2月初旬の東京の空は清々しい。母親を見下ろすまでに背が伸びた息子と二人、掲示板の前に立ちすくむ。6桁の数が並ぶだけの無機質なボードに視線を釘付けにしたまま。息子が手に握りしめる受験票と同じ番号がそこにあった。合格したのだ。

これは、図らずも日本の受験生となった息子を後方から見つめてきた母の受験ダイアリーである。それはまた私の忘備録でもあり、ひとひねりした「日米比較教育論(もどき)」でもある。シアトルの豊かな自然の中で幼少期を過ごし、東京都心のビルの狭間で思春期を迎えた息子が、二つの言語そして二つの文化との格闘を続け、時にはもがき苦しみながらも、ひとつの道に到達した。朝5時半に起床して計算ドリルに取り組む彼の背に半纏をかけてやりながら、そして受験当日のお弁当に添えたポンカンにマジックでメッセージを書きながら、応援席に陣取り懸命に旗を振った私自身もまた奮い立たされた、その体験をここに書き留めておきたい。 

日本の受験戦争に巻き込まれようとは家族の誰もが夢にも思わなかった平穏な日々。シアトルですくすくと育つ2歳の息子。

日本の受験戦争に巻き込まれようとは家族の誰もが夢にも思わなかった平穏な日々。
シアトルですくすくと育つ2歳の息子。

● **データ一覧**
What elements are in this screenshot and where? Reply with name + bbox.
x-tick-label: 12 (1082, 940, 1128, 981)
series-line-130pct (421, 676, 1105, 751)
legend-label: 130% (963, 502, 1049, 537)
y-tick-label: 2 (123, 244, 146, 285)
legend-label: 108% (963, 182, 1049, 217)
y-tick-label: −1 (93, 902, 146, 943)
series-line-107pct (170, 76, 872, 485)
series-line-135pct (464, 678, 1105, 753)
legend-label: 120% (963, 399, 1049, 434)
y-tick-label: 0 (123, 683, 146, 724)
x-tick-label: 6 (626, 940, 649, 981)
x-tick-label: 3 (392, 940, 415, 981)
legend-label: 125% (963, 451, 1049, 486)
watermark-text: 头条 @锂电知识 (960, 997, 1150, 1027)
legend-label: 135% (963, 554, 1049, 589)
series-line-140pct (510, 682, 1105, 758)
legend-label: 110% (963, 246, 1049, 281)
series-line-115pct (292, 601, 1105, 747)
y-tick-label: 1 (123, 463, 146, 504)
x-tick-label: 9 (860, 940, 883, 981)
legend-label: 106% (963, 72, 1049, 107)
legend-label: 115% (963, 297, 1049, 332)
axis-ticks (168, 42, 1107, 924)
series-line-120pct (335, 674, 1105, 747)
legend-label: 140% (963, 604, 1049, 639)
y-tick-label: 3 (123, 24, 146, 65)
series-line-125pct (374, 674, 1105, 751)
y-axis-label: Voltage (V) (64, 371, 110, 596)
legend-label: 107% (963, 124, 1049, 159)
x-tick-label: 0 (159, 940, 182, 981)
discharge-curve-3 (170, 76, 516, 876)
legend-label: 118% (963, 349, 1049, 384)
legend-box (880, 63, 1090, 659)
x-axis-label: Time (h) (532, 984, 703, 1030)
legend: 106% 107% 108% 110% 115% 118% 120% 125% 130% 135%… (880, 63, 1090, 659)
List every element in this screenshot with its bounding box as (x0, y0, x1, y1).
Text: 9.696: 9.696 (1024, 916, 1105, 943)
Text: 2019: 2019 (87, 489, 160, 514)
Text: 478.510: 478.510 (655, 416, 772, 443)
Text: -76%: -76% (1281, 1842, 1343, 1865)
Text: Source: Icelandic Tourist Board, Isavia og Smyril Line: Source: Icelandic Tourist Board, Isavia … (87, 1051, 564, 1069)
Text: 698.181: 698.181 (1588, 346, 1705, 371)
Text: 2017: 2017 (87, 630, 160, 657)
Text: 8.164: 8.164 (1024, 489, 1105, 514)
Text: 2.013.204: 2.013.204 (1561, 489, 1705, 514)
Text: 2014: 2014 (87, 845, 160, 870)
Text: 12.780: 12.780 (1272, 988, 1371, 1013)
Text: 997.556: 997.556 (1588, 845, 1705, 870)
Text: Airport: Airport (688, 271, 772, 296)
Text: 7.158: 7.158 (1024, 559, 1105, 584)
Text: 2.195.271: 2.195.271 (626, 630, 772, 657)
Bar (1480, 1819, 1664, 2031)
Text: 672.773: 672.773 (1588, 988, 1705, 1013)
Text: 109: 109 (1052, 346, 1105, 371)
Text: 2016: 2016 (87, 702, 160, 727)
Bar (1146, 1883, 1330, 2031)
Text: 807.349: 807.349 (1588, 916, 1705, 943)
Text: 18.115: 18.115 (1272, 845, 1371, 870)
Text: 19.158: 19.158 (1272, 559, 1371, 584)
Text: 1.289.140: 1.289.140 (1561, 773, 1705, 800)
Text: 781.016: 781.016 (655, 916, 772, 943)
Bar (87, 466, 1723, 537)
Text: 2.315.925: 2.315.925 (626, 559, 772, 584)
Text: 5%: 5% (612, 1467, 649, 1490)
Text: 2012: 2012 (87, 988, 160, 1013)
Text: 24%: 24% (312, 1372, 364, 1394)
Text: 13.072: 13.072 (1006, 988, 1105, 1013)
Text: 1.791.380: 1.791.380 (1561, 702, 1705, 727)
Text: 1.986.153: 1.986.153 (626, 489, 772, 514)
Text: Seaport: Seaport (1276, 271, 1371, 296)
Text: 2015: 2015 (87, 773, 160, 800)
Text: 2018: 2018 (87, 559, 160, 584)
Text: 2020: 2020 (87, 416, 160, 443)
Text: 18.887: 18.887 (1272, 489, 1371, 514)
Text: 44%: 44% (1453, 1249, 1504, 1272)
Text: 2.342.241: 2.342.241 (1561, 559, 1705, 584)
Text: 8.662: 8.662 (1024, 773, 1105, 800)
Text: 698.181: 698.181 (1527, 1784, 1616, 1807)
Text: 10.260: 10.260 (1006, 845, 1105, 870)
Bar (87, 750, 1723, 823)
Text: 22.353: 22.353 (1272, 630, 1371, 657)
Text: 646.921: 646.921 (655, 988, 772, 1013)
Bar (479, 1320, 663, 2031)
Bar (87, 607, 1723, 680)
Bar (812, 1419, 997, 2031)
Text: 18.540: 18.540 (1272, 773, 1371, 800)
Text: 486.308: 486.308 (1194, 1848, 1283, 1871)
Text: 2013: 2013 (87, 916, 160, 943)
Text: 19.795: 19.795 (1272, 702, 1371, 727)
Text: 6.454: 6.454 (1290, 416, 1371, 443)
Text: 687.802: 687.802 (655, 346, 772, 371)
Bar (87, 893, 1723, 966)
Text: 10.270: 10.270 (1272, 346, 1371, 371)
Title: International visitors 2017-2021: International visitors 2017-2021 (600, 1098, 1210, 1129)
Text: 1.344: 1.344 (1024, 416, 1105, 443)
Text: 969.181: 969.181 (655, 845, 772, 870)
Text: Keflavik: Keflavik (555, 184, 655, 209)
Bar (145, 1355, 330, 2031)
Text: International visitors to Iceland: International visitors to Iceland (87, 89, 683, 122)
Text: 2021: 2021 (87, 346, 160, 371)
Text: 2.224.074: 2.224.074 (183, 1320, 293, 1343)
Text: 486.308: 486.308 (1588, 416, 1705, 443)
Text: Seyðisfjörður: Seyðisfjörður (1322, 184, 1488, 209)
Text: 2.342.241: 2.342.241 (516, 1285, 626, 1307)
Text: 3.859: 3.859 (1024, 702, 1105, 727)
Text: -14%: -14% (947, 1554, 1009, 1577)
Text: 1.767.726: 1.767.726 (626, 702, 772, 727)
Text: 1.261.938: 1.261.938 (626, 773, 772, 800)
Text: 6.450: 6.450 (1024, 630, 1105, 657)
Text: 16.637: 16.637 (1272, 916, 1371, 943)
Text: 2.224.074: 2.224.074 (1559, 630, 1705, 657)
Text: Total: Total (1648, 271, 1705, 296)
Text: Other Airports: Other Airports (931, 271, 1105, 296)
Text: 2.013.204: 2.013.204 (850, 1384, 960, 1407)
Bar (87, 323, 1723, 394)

● **今回の課題**
1) 受験についての文章では、受験当日のお弁当に添えたポンカンに、母親がマジックで何を書いたとありますか。
2) 受験についての文章を、最後の文のあとから書き進めてください。

● **回答一覧**
1) メッセージを書いた。

2)
X 月 X 日

「なんと(710)すてきな平城京(710年、平城京に都が移される)」。夜10時前、パンパンに膨らんだ鞄を提げ、語呂合わせで歴史年号を頭に詰め込みながらメトロを乗り継ぐ塾帰りの生徒。「第一志望は、ゆずれない」、「志望校が母校になる」、「自分の夢まで、自己採点しないでください」。そんなキャッチコピーを掲げ受験業界に君臨し、競争の火花を散らす大手進学塾の数々。「肺炎になったので、欠席させます。」嘘をつき子供を学校から長期欠席させ、受験勉強に専念させる母親たち。これが日本の現実である。いや、東京都心の現実といった方が正確かもしれない。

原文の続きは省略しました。